**Given instruction**
Present each line of the entries below that holds the word "description".

**Dataset records**

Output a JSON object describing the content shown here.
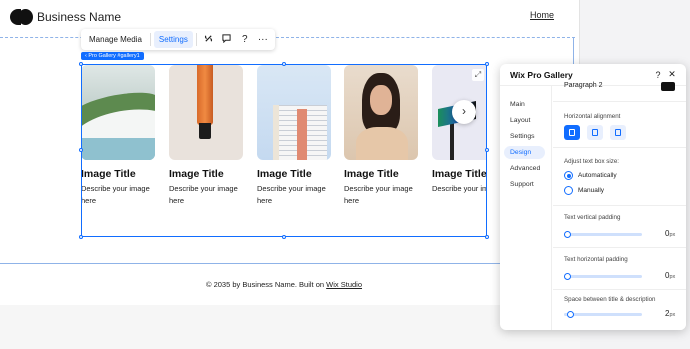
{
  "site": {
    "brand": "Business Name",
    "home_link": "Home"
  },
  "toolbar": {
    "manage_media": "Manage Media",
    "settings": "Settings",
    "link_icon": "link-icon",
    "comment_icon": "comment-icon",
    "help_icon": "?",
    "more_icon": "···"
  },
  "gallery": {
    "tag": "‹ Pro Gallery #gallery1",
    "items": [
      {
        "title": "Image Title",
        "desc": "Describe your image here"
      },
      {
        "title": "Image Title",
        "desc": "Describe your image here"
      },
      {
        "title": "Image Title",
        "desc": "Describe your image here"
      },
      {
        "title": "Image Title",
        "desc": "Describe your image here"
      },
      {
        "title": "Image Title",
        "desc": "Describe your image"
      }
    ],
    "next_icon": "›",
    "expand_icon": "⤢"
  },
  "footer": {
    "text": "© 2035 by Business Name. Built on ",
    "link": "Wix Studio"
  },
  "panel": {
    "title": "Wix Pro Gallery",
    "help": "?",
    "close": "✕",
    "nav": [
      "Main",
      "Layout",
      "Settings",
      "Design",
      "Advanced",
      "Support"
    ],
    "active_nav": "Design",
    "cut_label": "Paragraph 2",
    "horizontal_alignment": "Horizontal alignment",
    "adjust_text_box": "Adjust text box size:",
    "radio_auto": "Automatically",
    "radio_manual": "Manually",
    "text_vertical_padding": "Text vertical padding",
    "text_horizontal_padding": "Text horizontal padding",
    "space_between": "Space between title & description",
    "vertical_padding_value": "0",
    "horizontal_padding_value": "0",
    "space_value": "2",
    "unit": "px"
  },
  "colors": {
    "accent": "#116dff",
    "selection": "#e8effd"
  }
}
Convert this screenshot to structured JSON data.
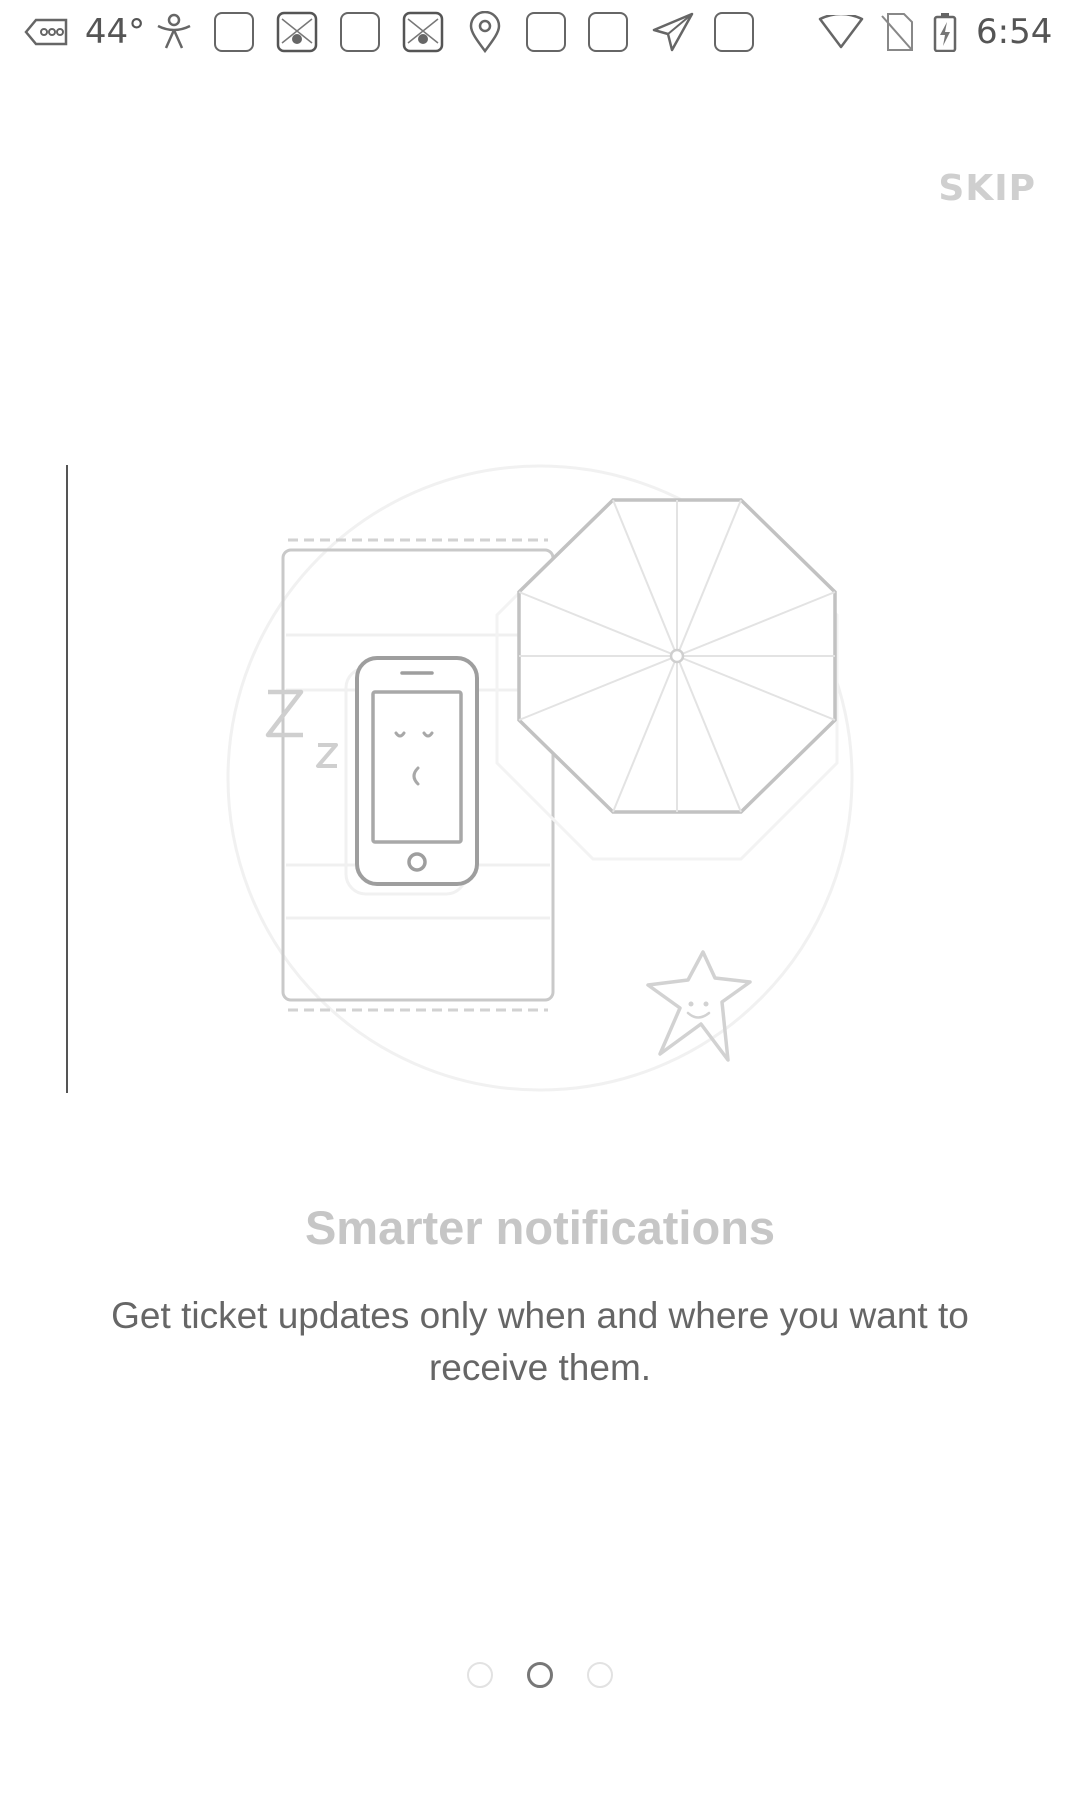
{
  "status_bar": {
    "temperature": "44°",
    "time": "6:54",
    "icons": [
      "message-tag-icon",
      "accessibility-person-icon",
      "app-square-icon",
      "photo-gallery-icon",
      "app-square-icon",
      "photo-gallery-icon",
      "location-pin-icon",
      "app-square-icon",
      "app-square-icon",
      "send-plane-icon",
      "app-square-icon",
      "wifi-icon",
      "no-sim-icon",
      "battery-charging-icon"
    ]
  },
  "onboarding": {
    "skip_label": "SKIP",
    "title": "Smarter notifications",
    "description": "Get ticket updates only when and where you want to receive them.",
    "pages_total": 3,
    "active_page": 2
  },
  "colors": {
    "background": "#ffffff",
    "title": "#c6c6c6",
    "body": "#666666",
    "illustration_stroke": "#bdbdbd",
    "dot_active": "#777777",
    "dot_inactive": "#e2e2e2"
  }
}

**Correct result**
    "space_between": "Space between title & description",
    "description": "Get ticket updates only when and where you want to receive them.",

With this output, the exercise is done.